Start of Excerpted data

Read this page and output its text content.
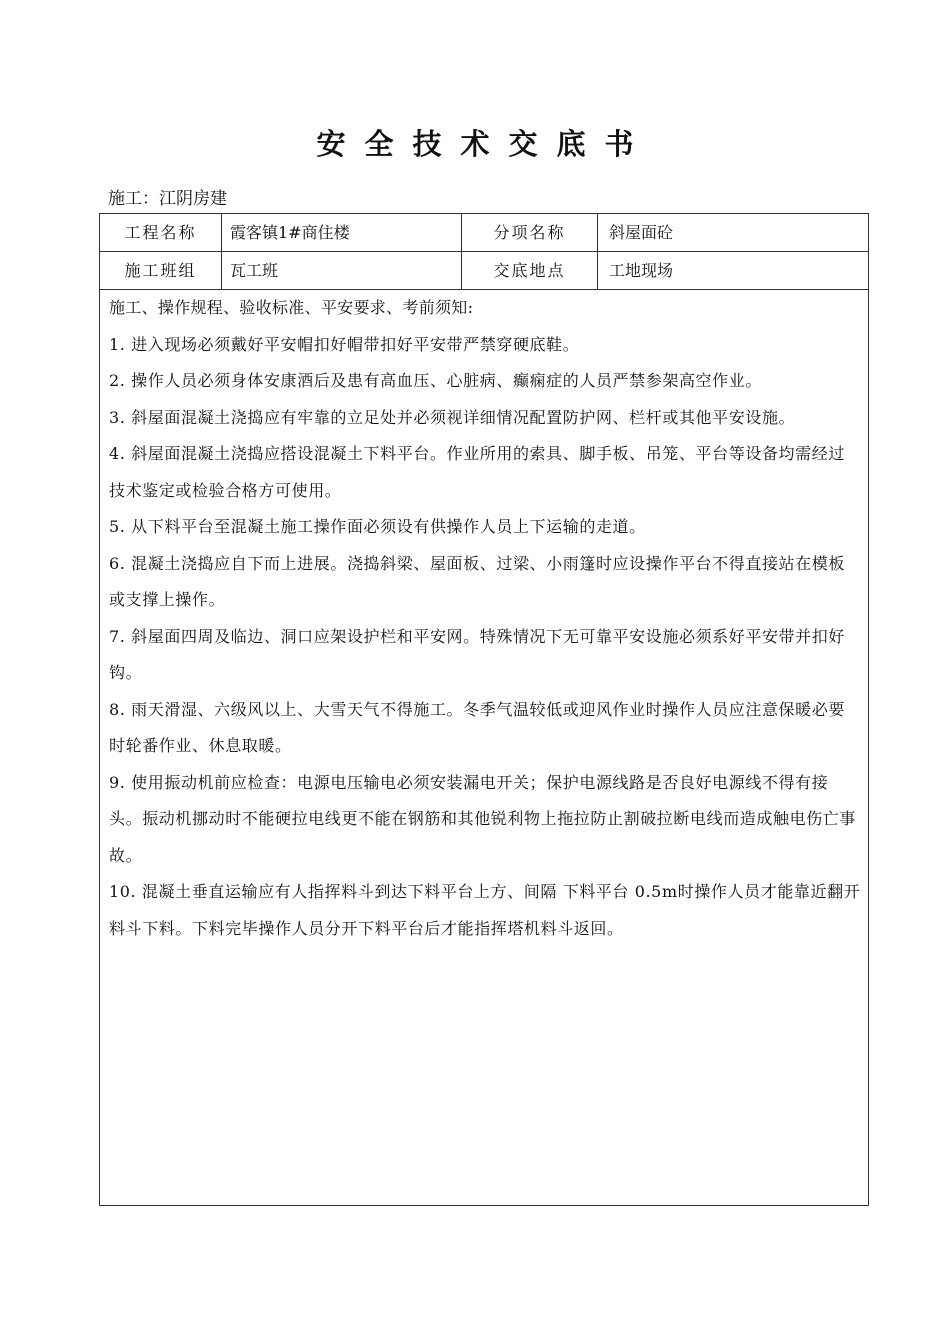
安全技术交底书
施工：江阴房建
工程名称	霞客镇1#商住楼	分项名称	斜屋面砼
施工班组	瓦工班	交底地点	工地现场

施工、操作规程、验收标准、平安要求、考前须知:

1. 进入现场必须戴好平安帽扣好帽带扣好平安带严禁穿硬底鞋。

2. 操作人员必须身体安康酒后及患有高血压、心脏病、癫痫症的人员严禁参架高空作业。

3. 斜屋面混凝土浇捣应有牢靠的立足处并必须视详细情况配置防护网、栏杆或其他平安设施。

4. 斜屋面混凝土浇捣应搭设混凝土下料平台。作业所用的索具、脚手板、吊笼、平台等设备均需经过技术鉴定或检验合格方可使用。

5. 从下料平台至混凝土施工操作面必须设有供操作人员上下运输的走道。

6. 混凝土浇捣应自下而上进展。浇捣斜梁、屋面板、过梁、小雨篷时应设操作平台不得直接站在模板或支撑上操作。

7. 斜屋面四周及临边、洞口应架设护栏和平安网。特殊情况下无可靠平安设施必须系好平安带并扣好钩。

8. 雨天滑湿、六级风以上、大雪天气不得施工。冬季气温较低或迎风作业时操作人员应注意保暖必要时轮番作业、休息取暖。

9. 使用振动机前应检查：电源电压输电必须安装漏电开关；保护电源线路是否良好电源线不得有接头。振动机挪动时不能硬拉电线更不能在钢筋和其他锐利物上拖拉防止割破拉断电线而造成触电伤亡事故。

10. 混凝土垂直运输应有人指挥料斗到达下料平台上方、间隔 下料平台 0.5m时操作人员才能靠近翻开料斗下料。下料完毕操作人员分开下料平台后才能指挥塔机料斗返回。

End of Excerpted data

**Exercise requirements:** Verbatim reproduction of every record is required; images are left out.

**Full answer:**
Read this page and output its text content.
安全技术交底书
施工：江阴房建
工程名称	霞客镇1#商住楼	分项名称	斜屋面砼
施工班组	瓦工班	交底地点	工地现场

施工、操作规程、验收标准、平安要求、考前须知:

1. 进入现场必须戴好平安帽扣好帽带扣好平安带严禁穿硬底鞋。

2. 操作人员必须身体安康酒后及患有高血压、心脏病、癫痫症的人员严禁参架高空作业。

3. 斜屋面混凝土浇捣应有牢靠的立足处并必须视详细情况配置防护网、栏杆或其他平安设施。

4. 斜屋面混凝土浇捣应搭设混凝土下料平台。作业所用的索具、脚手板、吊笼、平台等设备均需经过技术鉴定或检验合格方可使用。

5. 从下料平台至混凝土施工操作面必须设有供操作人员上下运输的走道。

6. 混凝土浇捣应自下而上进展。浇捣斜梁、屋面板、过梁、小雨篷时应设操作平台不得直接站在模板或支撑上操作。

7. 斜屋面四周及临边、洞口应架设护栏和平安网。特殊情况下无可靠平安设施必须系好平安带并扣好钩。

8. 雨天滑湿、六级风以上、大雪天气不得施工。冬季气温较低或迎风作业时操作人员应注意保暖必要时轮番作业、休息取暖。

9. 使用振动机前应检查：电源电压输电必须安装漏电开关；保护电源线路是否良好电源线不得有接头。振动机挪动时不能硬拉电线更不能在钢筋和其他锐利物上拖拉防止割破拉断电线而造成触电伤亡事故。

10. 混凝土垂直运输应有人指挥料斗到达下料平台上方、间隔 下料平台 0.5m时操作人员才能靠近翻开料斗下料。下料完毕操作人员分开下料平台后才能指挥塔机料斗返回。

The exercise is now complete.